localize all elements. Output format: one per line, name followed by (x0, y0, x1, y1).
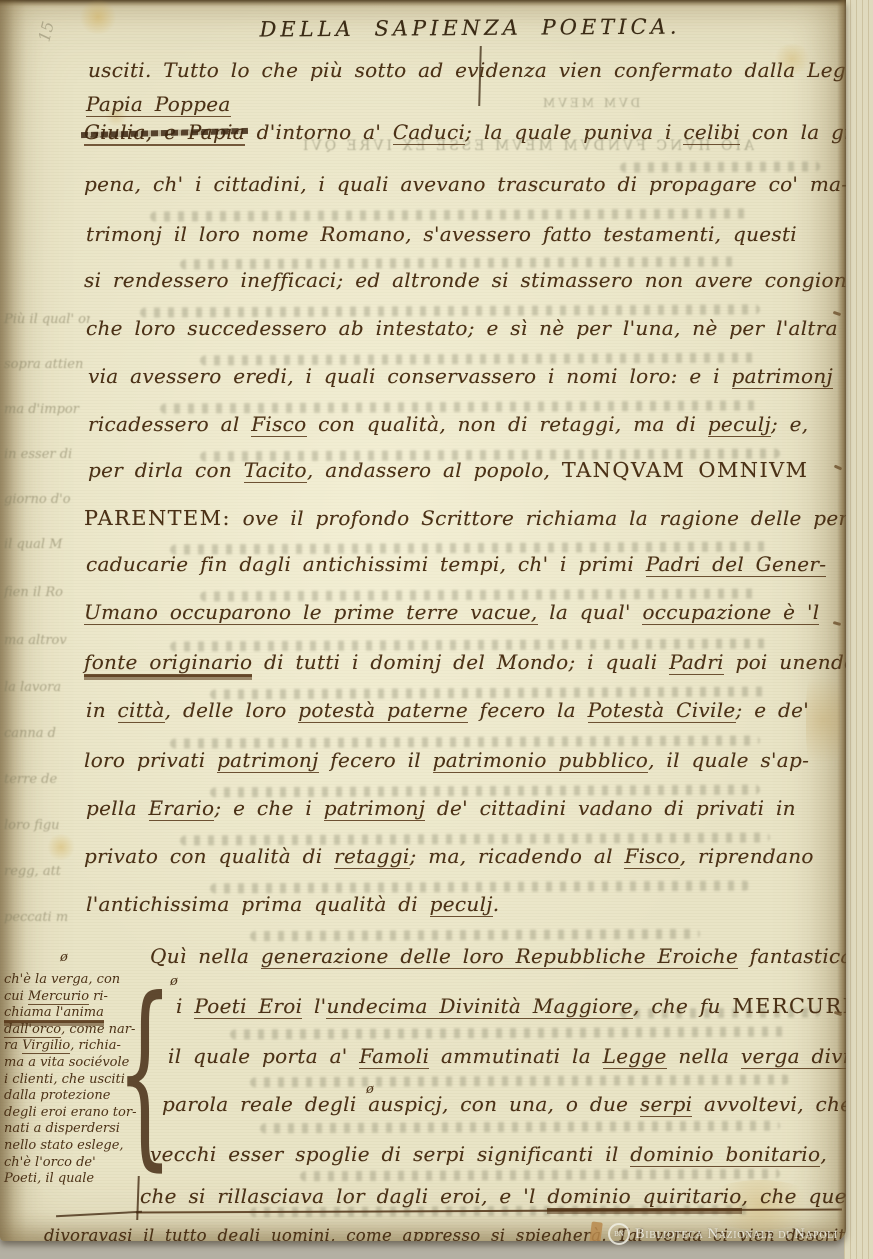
manuscript-line: si rendessero inefficaci; ed altronde si… (84, 268, 846, 292)
manuscript-line: Quì nella generazione delle loro Repubbl… (150, 944, 846, 968)
text-segment: Papia Poppea (86, 92, 231, 117)
text-segment: ra (4, 1038, 22, 1053)
text-segment: , richia- (70, 1038, 121, 1053)
text-segment: TANQVAM OMNIVM (562, 458, 809, 482)
text-segment: con la giusta (740, 120, 846, 144)
bleedthrough-fragment: canna d (4, 726, 90, 741)
bleedthrough-ghost-line (170, 735, 760, 748)
margin-brace: { (116, 978, 173, 1168)
library-logo-icon: BN (608, 1223, 630, 1245)
text-segment: si rendessero inefficaci; ed altronde si… (84, 268, 846, 292)
text-segment: PARENTEM: (84, 506, 231, 530)
text-segment: nella (667, 1044, 741, 1068)
text-segment: ; e de' (736, 698, 810, 722)
text-segment: pena, ch' i cittadini, i quali avevano t… (84, 172, 846, 196)
text-segment: i (176, 994, 194, 1018)
manuscript-line: l'antichissima prima qualità di peculj. (86, 892, 499, 916)
text-segment: . (493, 892, 500, 916)
manuscript-line: ricadessero al Fisco con qualità, non di… (88, 412, 808, 436)
text-segment: Poeti, il quale (4, 1171, 94, 1186)
text-segment: , che fu (633, 994, 732, 1018)
manuscript-line: parola reale degli auspicj, con una, o d… (162, 1092, 846, 1116)
text-segment: usciti. Tutto lo che più sotto ad eviden… (88, 58, 846, 82)
text-segment: cui (4, 989, 28, 1004)
text-segment: peculj (708, 412, 771, 437)
text-segment: retaggi (334, 844, 409, 869)
text-segment: caducarie fin dagli antichissimi tempi, … (86, 552, 646, 576)
manuscript-scan: AIO HVNC FVNDVM MEVM ESSE EX IVRE QVIDVM… (0, 0, 873, 1259)
paper-tag (588, 1221, 603, 1241)
manuscript-line: Giulia, e Papia d'intorno a' Caduci; la … (84, 120, 846, 144)
text-segment: vecchi esser spoglie di serpi significan… (150, 1142, 630, 1166)
text-segment: patrimonj (217, 748, 319, 773)
manuscript-line: che loro succedessero ab intestato; e sì… (86, 316, 838, 340)
manuscript-line: privato con qualità di retaggi; ma, rica… (84, 844, 814, 868)
text-segment: fonte originario (84, 650, 252, 675)
text-segment: ricadessero al (88, 412, 251, 436)
manuscript-line: trimonj il loro nome Romano, s'avessero … (86, 222, 797, 246)
text-segment: i clienti, che usciti (4, 1072, 125, 1087)
text-segment: Caduci (393, 120, 465, 145)
text-segment: ove il profondo Scrittore richiama la ra… (231, 506, 846, 530)
page-edge-crease (837, 0, 846, 1241)
text-segment: serpi (640, 1092, 692, 1117)
insertion-mark: ø (60, 950, 68, 965)
text-segment: il quale porta a' (168, 1044, 359, 1068)
watermark-label: Biblioteca Nazionale di Napoli (635, 1226, 838, 1243)
text-segment: , riprendano (680, 844, 814, 868)
text-segment: Erario (149, 796, 215, 821)
paper-stain (46, 834, 76, 860)
bleedthrough-ghost-line (300, 1169, 780, 1182)
text-segment: Legge (603, 1044, 667, 1069)
faint-page-number: 15 (34, 19, 57, 43)
text-segment: , (820, 1142, 827, 1166)
manuscript-line: via avessero eredi, i quali conservasser… (88, 364, 833, 388)
manuscript-line: Papia Poppea (86, 92, 231, 116)
paper-stain (806, 660, 840, 780)
text-segment: , che questi (742, 1184, 846, 1208)
logo-monogram: BN (614, 1230, 624, 1238)
text-segment: undecima Divinità Maggiore (326, 994, 633, 1019)
text-segment: di tutti i dominj del Mondo; i quali (252, 650, 669, 674)
text-segment: chiama l'anima (4, 1005, 104, 1021)
bleedthrough-fragment: ma d'impor (4, 402, 90, 417)
manuscript-line: PARENTEM: ove il profondo Scrittore rich… (84, 506, 846, 530)
text-segment: che si rillasciava lor dagli eroi, e 'l (140, 1184, 547, 1208)
text-segment: fecero la (468, 698, 588, 722)
text-segment: l'antichissima prima qualità di (86, 892, 430, 916)
bleedthrough-fragment: ma altrov (4, 633, 90, 648)
bleedthrough-fragment: in esser di (4, 447, 90, 462)
text-segment: de' cittadini vadano di privati in (425, 796, 796, 820)
text-segment: patrimonj (732, 364, 834, 389)
text-segment: pella (86, 796, 149, 820)
text-segment: Poeti Eroi (194, 994, 302, 1019)
text-segment: ma a vita sociévole (4, 1055, 129, 1070)
library-watermark: BN Biblioteca Nazionale di Napoli (608, 1223, 838, 1245)
manuscript-line: caducarie fin dagli antichissimi tempi, … (86, 552, 826, 576)
manuscript-line: il quale porta a' Famoli ammutinati la L… (168, 1044, 846, 1068)
text-segment: celibi (683, 120, 740, 145)
text-segment: ; e che i (214, 796, 323, 820)
bleedthrough-fragment: regg, att (4, 864, 90, 879)
text-segment: l' (302, 994, 326, 1018)
text-segment: Potestà Civile (588, 698, 736, 723)
text-segment: Fisco (251, 412, 306, 437)
text-segment: Fisco (624, 844, 679, 869)
bleedthrough-ghost-line (620, 161, 820, 172)
text-segment: occupazione è 'l (642, 600, 819, 625)
text-segment: Padri del Gener- (646, 552, 827, 577)
manuscript-page: AIO HVNC FVNDVM MEVM ESSE EX IVRE QVIDVM… (0, 0, 846, 1241)
manuscript-line: per dirla con Tacito, andassero al popol… (88, 458, 808, 482)
text-segment: patrimonj (324, 796, 426, 821)
text-segment: , andassero al popolo, (307, 458, 562, 482)
text-segment: privato con qualità di (84, 844, 334, 868)
text-segment: , delle loro (165, 698, 299, 722)
text-segment: ch'è l'orco de' (4, 1155, 96, 1170)
bleedthrough-fragment: terre de (4, 772, 90, 787)
manuscript-line: fonte originario di tutti i dominj del M… (84, 650, 846, 674)
manuscript-line: vecchi esser spoglie di serpi significan… (150, 1142, 827, 1166)
text-segment: ch'è la verga, con (4, 972, 120, 987)
text-segment: città (118, 698, 165, 723)
bleedthrough-fragment: il qual M (4, 537, 90, 552)
text-segment: loro privati (84, 748, 217, 772)
manuscript-line: pella Erario; e che i patrimonj de' citt… (86, 796, 796, 820)
manuscript-line: pena, ch' i cittadini, i quali avevano t… (84, 172, 846, 196)
bleedthrough-fragment: la lavora (4, 680, 90, 695)
bleedthrough-fragment: fien il Ro (4, 585, 90, 600)
insertion-mark: ø (170, 974, 178, 989)
text-segment: Virgilio (22, 1038, 70, 1054)
text-segment: con qualità, non di retaggi, ma di (307, 412, 708, 436)
text-segment: dalla protezione (4, 1088, 110, 1103)
text-segment: trimonj il loro nome Romano, s'avessero … (86, 222, 797, 246)
text-segment: nello stato eslege, (4, 1138, 124, 1153)
text-segment: nati a disperdersi (4, 1121, 120, 1136)
text-segment: Mercurio (28, 989, 89, 1005)
text-segment: Tacito (244, 458, 307, 483)
text-segment: generazione delle loro Repubbliche Eroic… (261, 944, 738, 969)
manuscript-line: usciti. Tutto lo che più sotto ad eviden… (88, 58, 846, 82)
insertion-mark: ø (366, 1082, 374, 1097)
bleedthrough-ghost-line (250, 929, 700, 941)
manuscript-line: che si rillasciava lor dagli eroi, e 'l … (140, 1184, 846, 1208)
text-segment: Famoli (359, 1044, 429, 1069)
text-segment: MERCURIO; (732, 994, 846, 1018)
text-segment: in (86, 698, 118, 722)
bleedthrough-fragment: loro figu (4, 818, 90, 833)
page-title: DELLA SAPIENZA POETICA. (120, 14, 820, 43)
text-segment: per dirla con (88, 458, 244, 482)
text-segment: ammutinati la (429, 1044, 602, 1068)
struck-text: Giulia, e Papia (84, 120, 245, 146)
margin-connector-stroke (56, 1211, 142, 1217)
manuscript-line: i Poeti Eroi l'undecima Divinità Maggior… (176, 994, 846, 1018)
text-segment: dominio bonitario (630, 1142, 820, 1167)
text-segment: ; la quale puniva i (465, 120, 683, 144)
text-segment: ; e, (771, 412, 809, 436)
text-segment: avvoltevi, che do- (692, 1092, 846, 1116)
bleedthrough-ghost-line (250, 1075, 790, 1088)
text-segment: , il quale s'ap- (648, 748, 809, 772)
text-segment: che loro succedessero ab intestato; e sì… (86, 316, 838, 340)
text-segment: la qual' (538, 600, 643, 624)
page-top-edge (0, 0, 846, 7)
text-segment: patrimonio pubblico (433, 748, 648, 773)
page-fore-edge (844, 0, 873, 1259)
text-segment: d'intorno a' (245, 120, 393, 144)
text-segment: fantasticarono (738, 944, 846, 968)
text-segment: peculj (430, 892, 493, 917)
text-segment: fecero il (319, 748, 433, 772)
bleedthrough-fragment: Più il qual' or (4, 312, 90, 327)
text-segment: poi unendosi (724, 650, 846, 674)
text-segment: ; ma, ricadendo al (410, 844, 625, 868)
text-segment: parola reale degli auspicj, con una, o d… (162, 1092, 640, 1116)
bleedthrough-fragment: peccati m (4, 910, 90, 925)
text-segment: dall'orco (4, 1022, 61, 1038)
bleedthrough-ghost-line (260, 1121, 780, 1134)
bleedthrough-fragment: sopra attien (4, 357, 90, 372)
bleedthrough-fragment: DVM MEVM (540, 96, 640, 110)
text-segment: dominio quiritario (547, 1184, 741, 1209)
bleedthrough-ghost-line (150, 208, 750, 221)
bleedthrough-ghost-line (230, 1027, 790, 1040)
text-segment: Umano occuparono le prime terre vacue, (84, 600, 538, 625)
text-segment: ri- (89, 989, 108, 1004)
text-segment: verga divina (741, 1044, 846, 1069)
text-segment: potestà paterne (298, 698, 468, 723)
text-segment: via avessero eredi, i quali conservasser… (88, 364, 732, 388)
bleedthrough-fragment: giorno d'o (4, 492, 90, 507)
text-segment: Padri (669, 650, 724, 675)
manuscript-line: loro privati patrimonj fecero il patrimo… (84, 748, 809, 772)
manuscript-line: in città, delle loro potestà paterne fec… (86, 698, 809, 722)
manuscript-line: Umano occuparono le prime terre vacue, l… (84, 600, 819, 624)
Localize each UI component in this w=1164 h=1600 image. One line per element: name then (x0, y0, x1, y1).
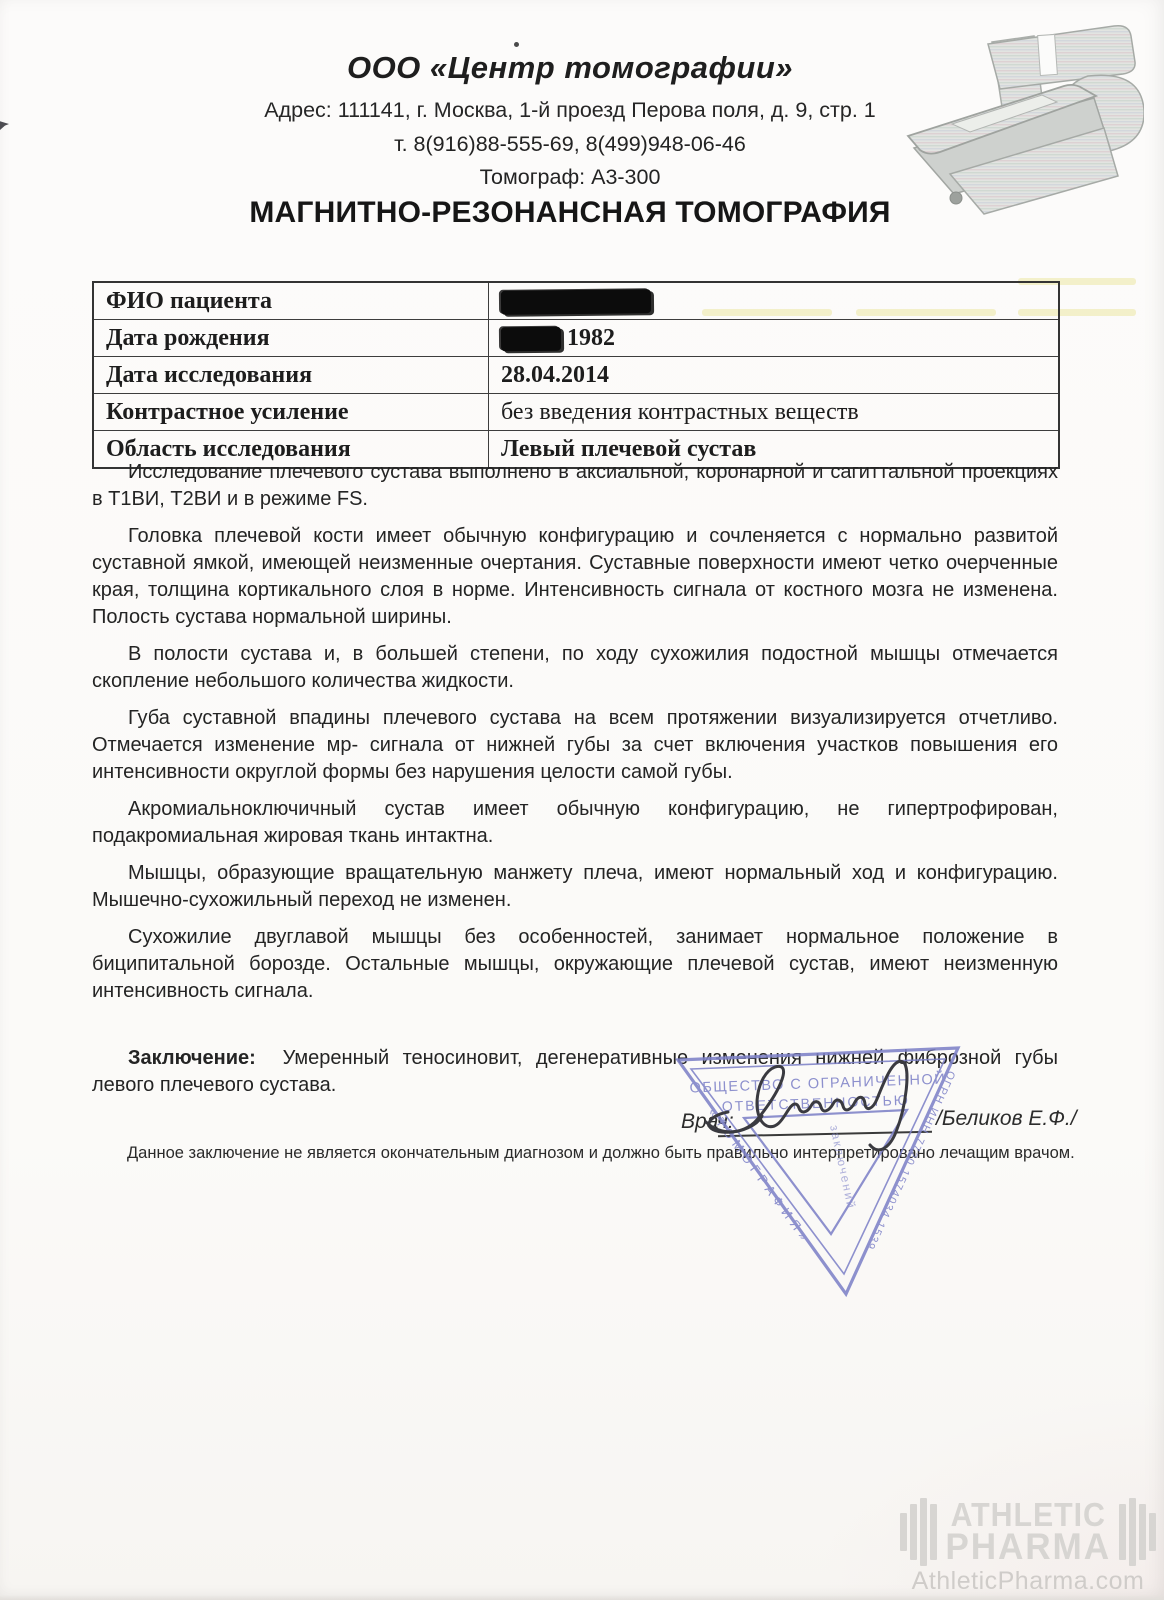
conclusion-label: Заключение: (128, 1047, 256, 1069)
row-value: без введения контрастных веществ (489, 394, 1060, 431)
patient-info-table: ФИО пациента Дата рождения 1982 Дата исс… (92, 281, 1060, 469)
report-paragraph: Мышцы, образующие вращательную манжету п… (92, 860, 1058, 914)
table-row-patient-name: ФИО пациента (93, 282, 1059, 320)
redaction-mark (501, 327, 561, 352)
watermark-url: AthleticPharma.com (904, 1567, 1152, 1596)
mri-machine-image (892, 6, 1144, 232)
athleticpharma-watermark: ATHLETIC PHARMA AthleticPharma.com (904, 1498, 1152, 1596)
row-label: Дата рождения (93, 320, 489, 357)
scanned-mri-report-page: ООО «Центр томографии» Адрес: 111141, г.… (0, 0, 1164, 1600)
row-value: 1982 (489, 320, 1060, 357)
row-value (489, 282, 1060, 320)
dumbbell-plates-right (1119, 1498, 1156, 1566)
scan-artifact-speck (0, 119, 9, 130)
dumbbell-plates-left (900, 1498, 937, 1566)
table-row-study-date: Дата исследования 28.04.2014 (93, 357, 1059, 394)
report-paragraph: В полости сустава и, в большей степени, … (92, 641, 1058, 695)
watermark-line2: PHARMA (945, 1530, 1111, 1564)
dumbbell-logo-icon: ATHLETIC PHARMA (904, 1498, 1152, 1566)
report-paragraph: Сухожилие двуглавой мышцы без особенност… (92, 924, 1058, 1005)
report-paragraph: Головка плечевой кости имеет обычную кон… (92, 523, 1058, 631)
scan-artifact-dot (514, 42, 519, 47)
row-label: Дата исследования (93, 357, 489, 394)
row-label: Контрастное усиление (93, 394, 489, 431)
table-row-contrast: Контрастное усиление без введения контра… (93, 394, 1059, 431)
report-paragraph: Акромиальноключичный сустав имеет обычну… (92, 796, 1058, 850)
doctor-signature (698, 1052, 938, 1167)
report-body: Исследование плечевого сустава выполнено… (92, 459, 1058, 1109)
row-label: ФИО пациента (93, 282, 489, 320)
table-row-birth-date: Дата рождения 1982 (93, 320, 1059, 357)
redaction-mark (501, 289, 651, 315)
row-value: 28.04.2014 (489, 357, 1060, 394)
report-paragraph: Губа суставной впадины плечевого сустава… (92, 705, 1058, 786)
report-paragraph: Исследование плечевого сустава выполнено… (92, 459, 1058, 513)
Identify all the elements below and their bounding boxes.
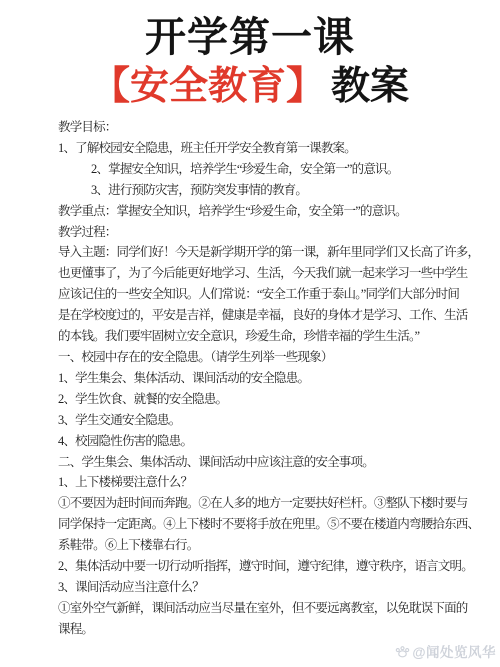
text-line: 系鞋带。⑥上下楼靠右行。 bbox=[58, 535, 472, 556]
watermark-text: @闻处览风华 bbox=[412, 641, 496, 661]
text-line: 教学重点：掌握安全知识，培养学生“珍爱生命，安全第一”的意识。 bbox=[58, 201, 472, 222]
text-line: 教学目标： bbox=[58, 117, 472, 138]
text-line: 也更懂事了，为了今后能更好地学习、生活，今天我们就一起来学习一些中学生 bbox=[58, 263, 472, 284]
paw-icon bbox=[395, 644, 410, 659]
text-line: 教学过程： bbox=[58, 222, 472, 243]
watermark: @闻处览风华 bbox=[395, 641, 496, 661]
text-line: 导入主题：同学们好！今天是新学期开学的第一课，新年里同学们又长高了许多， bbox=[58, 242, 472, 263]
document-page: 开学第一课 【安全教育】教案 教学目标：1、了解校园安全隐患，班主任开学安全教育… bbox=[0, 0, 500, 667]
text-line: 1、上下楼梯要注意什么？ bbox=[58, 472, 472, 493]
text-line: 二、学生集会、集体活动、课间活动中应该注意的安全事项。 bbox=[58, 452, 472, 473]
title-suffix-text: 教案 bbox=[331, 65, 409, 108]
text-line: 2、集体活动中要一切行动听指挥，遵守时间，遵守纪律，遵守秩序，语言文明。 bbox=[58, 556, 472, 577]
document-header: 开学第一课 【安全教育】教案 bbox=[0, 0, 500, 112]
doc-title-line1: 开学第一课 bbox=[0, 12, 500, 62]
text-line: 3、学生交通安全隐患。 bbox=[58, 410, 472, 431]
text-line: ①室外空气新鲜，课间活动应当尽量在室外，但不要远离教室，以免耽误下面的 bbox=[58, 598, 472, 619]
doc-title-line2: 【安全教育】教案 bbox=[0, 62, 500, 112]
text-line: 4、校园隐性伤害的隐患。 bbox=[58, 431, 472, 452]
text-line: 一、校园中存在的安全隐患。（请学生列举一些现象） bbox=[58, 347, 472, 368]
text-line: 的本钱。我们要牢固树立安全意识，珍爱生命，珍惜幸福的学生生活。” bbox=[58, 326, 472, 347]
text-line: 3、进行预防灾害，预防突发事情的教育。 bbox=[58, 180, 472, 201]
text-line: 3、课间活动应当注意什么？ bbox=[58, 577, 472, 598]
text-line: 是在学校度过的，平安是吉祥，健康是幸福，良好的身体才是学习、工作、生活 bbox=[58, 305, 472, 326]
text-line: 同学保持一定距离。④上下楼时不要将手放在兜里。⑤不要在楼道内弯腰拾东西、 bbox=[58, 514, 472, 535]
text-line: ①不要因为赶时间而奔跑。②在人多的地方一定要扶好栏杆。③整队下楼时要与 bbox=[58, 493, 472, 514]
text-line: 2、学生饮食、就餐的安全隐患。 bbox=[58, 389, 472, 410]
text-line: 1、了解校园安全隐患，班主任开学安全教育第一课教案。 bbox=[58, 138, 472, 159]
document-body: 教学目标：1、了解校园安全隐患，班主任开学安全教育第一课教案。2、掌握安全知识，… bbox=[0, 112, 500, 640]
title-highlight-text: 【安全教育】 bbox=[91, 65, 325, 108]
text-line: 课程。 bbox=[58, 619, 472, 640]
text-line: 应该记住的一些安全知识。人们常说：“安全工作重于泰山。”同学们大部分时间 bbox=[58, 284, 472, 305]
text-line: 1、学生集会、集体活动、课间活动的安全隐患。 bbox=[58, 368, 472, 389]
text-line: 2、掌握安全知识，培养学生“珍爱生命，安全第一”的意识。 bbox=[58, 159, 472, 180]
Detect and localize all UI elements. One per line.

§ Requirement: Repeat word for word the lines of the entries, beginning with the line containing "conclusion-label: Заключение: (128, 1047, 256, 1069)" and ending with the line containing "Identify all the".

§ Full solution:
conclusion-label: Заключение: (128, 1047, 256, 1069)
row-value: без введения контрастных веществ (489, 394, 1060, 431)
patient-info-table: ФИО пациента Дата рождения 1982 Дата исс… (92, 281, 1060, 469)
report-paragraph: Мышцы, образующие вращательную манжету п… (92, 860, 1058, 914)
table-row-patient-name: ФИО пациента (93, 282, 1059, 320)
redaction-mark (501, 327, 561, 352)
watermark-url: AthleticPharma.com (904, 1567, 1152, 1596)
mri-machine-image (892, 6, 1144, 232)
athleticpharma-watermark: ATHLETIC PHARMA AthleticPharma.com (904, 1498, 1152, 1596)
row-label: Дата рождения (93, 320, 489, 357)
scanned-mri-report-page: ООО «Центр томографии» Адрес: 111141, г.… (0, 0, 1164, 1600)
row-value: 1982 (489, 320, 1060, 357)
row-value (489, 282, 1060, 320)
dumbbell-plates-right (1119, 1498, 1156, 1566)
scan-artifact-speck (0, 119, 9, 130)
dumbbell-plates-left (900, 1498, 937, 1566)
table-row-study-date: Дата исследования 28.04.2014 (93, 357, 1059, 394)
report-paragraph: В полости сустава и, в большей степени, … (92, 641, 1058, 695)
watermark-line2: PHARMA (945, 1530, 1111, 1564)
dumbbell-logo-icon: ATHLETIC PHARMA (904, 1498, 1152, 1566)
report-paragraph: Сухожилие двуглавой мышцы без особенност… (92, 924, 1058, 1005)
report-paragraph: Головка плечевой кости имеет обычную кон… (92, 523, 1058, 631)
scan-artifact-dot (514, 42, 519, 47)
row-label: Дата исследования (93, 357, 489, 394)
row-label: Контрастное усиление (93, 394, 489, 431)
table-row-contrast: Контрастное усиление без введения контра… (93, 394, 1059, 431)
report-paragraph: Акромиальноключичный сустав имеет обычну… (92, 796, 1058, 850)
doctor-signature (698, 1052, 938, 1167)
report-body: Исследование плечевого сустава выполнено… (92, 459, 1058, 1109)
row-label: ФИО пациента (93, 282, 489, 320)
table-row-birth-date: Дата рождения 1982 (93, 320, 1059, 357)
redaction-mark (501, 289, 651, 315)
row-value: 28.04.2014 (489, 357, 1060, 394)
report-paragraph: Губа суставной впадины плечевого сустава… (92, 705, 1058, 786)
report-paragraph: Исследование плечевого сустава выполнено… (92, 459, 1058, 513)
Identify all the elements below and their bounding boxes.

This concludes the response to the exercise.